- YOUR TASK -
Find and return each line containing "Admin".

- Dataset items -
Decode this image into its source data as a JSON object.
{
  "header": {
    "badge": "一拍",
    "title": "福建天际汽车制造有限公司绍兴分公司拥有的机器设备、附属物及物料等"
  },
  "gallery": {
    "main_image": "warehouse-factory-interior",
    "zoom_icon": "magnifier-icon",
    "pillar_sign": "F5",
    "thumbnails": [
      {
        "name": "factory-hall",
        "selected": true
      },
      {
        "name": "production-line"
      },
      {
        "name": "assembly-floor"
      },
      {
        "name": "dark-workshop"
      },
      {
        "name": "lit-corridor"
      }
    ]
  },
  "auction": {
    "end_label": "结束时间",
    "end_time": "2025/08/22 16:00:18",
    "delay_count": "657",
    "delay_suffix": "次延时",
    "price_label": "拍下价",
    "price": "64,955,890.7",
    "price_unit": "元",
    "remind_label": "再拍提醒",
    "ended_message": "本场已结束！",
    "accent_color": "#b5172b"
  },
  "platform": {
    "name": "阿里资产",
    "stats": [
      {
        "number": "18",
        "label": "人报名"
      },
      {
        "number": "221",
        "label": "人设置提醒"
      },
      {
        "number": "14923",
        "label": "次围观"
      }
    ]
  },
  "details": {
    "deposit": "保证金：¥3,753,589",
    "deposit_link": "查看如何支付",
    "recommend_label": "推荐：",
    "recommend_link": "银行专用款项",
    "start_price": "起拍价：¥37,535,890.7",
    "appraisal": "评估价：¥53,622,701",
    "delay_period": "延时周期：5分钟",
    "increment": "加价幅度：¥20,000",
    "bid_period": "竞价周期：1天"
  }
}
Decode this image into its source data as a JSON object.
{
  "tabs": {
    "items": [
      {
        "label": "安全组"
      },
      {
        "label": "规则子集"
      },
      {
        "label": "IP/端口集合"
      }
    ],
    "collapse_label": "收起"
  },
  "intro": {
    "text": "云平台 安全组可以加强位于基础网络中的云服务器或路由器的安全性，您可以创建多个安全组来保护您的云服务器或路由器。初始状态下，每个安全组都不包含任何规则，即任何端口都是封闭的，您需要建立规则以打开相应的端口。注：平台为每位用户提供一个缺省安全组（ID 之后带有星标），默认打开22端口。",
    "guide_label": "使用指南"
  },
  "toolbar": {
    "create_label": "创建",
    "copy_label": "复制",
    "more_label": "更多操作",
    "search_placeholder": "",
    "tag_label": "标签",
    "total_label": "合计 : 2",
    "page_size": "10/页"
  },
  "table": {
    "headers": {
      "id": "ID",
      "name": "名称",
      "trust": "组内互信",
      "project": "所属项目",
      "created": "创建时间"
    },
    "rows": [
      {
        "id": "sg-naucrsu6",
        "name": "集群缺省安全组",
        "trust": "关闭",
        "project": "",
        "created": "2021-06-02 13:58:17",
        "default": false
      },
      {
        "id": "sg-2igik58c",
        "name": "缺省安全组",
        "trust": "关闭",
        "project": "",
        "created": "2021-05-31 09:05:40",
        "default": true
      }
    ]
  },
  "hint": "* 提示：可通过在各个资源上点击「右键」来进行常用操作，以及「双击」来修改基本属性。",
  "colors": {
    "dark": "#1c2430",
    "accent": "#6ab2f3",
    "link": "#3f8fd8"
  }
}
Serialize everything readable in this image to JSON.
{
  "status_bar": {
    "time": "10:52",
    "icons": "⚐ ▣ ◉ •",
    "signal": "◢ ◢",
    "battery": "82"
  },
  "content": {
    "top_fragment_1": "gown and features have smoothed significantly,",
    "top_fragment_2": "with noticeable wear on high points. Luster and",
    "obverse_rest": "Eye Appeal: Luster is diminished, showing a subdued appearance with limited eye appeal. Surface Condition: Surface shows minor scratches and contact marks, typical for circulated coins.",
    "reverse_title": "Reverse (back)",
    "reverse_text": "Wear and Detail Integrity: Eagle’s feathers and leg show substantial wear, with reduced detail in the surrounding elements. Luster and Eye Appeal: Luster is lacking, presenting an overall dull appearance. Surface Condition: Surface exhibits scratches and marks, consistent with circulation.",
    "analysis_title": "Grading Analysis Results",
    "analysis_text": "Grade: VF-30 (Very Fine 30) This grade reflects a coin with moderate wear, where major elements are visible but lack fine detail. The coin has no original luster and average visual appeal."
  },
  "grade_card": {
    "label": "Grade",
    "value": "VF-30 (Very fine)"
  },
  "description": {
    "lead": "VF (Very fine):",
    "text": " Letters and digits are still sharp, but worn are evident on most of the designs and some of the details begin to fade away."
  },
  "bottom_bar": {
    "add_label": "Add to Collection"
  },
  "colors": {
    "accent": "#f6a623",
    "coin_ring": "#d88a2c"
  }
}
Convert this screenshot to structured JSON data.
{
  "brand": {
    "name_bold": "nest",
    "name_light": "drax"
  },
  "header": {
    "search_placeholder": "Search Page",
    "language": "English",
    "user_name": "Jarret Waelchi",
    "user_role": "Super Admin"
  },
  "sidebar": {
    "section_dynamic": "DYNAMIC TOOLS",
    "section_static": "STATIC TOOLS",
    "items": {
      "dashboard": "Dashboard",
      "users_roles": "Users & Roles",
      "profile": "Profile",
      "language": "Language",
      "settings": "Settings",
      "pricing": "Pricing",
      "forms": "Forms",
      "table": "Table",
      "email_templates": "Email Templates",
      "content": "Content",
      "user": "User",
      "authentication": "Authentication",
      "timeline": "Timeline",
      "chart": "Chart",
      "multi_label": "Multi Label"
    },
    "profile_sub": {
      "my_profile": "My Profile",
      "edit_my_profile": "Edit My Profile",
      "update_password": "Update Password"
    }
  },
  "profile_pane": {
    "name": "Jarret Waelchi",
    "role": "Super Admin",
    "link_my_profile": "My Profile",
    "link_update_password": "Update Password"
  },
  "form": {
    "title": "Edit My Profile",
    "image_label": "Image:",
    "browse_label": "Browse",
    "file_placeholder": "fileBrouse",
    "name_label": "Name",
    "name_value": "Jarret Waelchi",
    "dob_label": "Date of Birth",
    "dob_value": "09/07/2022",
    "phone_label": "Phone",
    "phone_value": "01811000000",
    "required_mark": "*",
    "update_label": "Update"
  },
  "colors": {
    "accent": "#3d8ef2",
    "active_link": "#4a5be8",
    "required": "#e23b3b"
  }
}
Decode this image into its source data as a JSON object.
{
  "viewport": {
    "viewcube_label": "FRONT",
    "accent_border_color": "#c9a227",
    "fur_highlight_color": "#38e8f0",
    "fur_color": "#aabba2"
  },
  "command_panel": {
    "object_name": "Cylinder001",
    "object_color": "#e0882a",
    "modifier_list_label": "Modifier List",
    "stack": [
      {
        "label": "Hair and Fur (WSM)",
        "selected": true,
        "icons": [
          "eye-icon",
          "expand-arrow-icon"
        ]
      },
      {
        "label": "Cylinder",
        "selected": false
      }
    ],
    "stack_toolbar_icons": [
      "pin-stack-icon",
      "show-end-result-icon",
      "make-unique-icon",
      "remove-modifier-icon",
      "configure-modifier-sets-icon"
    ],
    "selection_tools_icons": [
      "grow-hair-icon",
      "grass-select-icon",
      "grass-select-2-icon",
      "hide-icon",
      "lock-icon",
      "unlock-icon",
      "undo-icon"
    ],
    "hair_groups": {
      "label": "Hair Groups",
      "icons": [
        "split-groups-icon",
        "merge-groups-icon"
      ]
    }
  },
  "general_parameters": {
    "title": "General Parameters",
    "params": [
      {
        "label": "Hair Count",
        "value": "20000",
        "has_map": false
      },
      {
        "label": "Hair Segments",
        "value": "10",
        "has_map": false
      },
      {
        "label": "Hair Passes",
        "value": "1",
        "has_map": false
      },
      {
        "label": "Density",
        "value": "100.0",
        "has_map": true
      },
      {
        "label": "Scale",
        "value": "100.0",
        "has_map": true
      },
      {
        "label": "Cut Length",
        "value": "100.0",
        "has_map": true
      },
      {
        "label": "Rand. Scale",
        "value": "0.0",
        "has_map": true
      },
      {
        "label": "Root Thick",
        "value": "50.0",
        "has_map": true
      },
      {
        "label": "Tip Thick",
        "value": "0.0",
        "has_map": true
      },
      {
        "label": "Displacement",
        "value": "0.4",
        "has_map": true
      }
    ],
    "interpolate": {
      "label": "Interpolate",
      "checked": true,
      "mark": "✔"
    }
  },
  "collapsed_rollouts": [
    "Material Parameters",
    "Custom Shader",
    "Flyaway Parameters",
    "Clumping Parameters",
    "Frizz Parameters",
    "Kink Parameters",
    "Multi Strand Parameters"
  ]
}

- FINISHED TASK -
    "user_role": "Super Admin"
    "role": "Super Admin",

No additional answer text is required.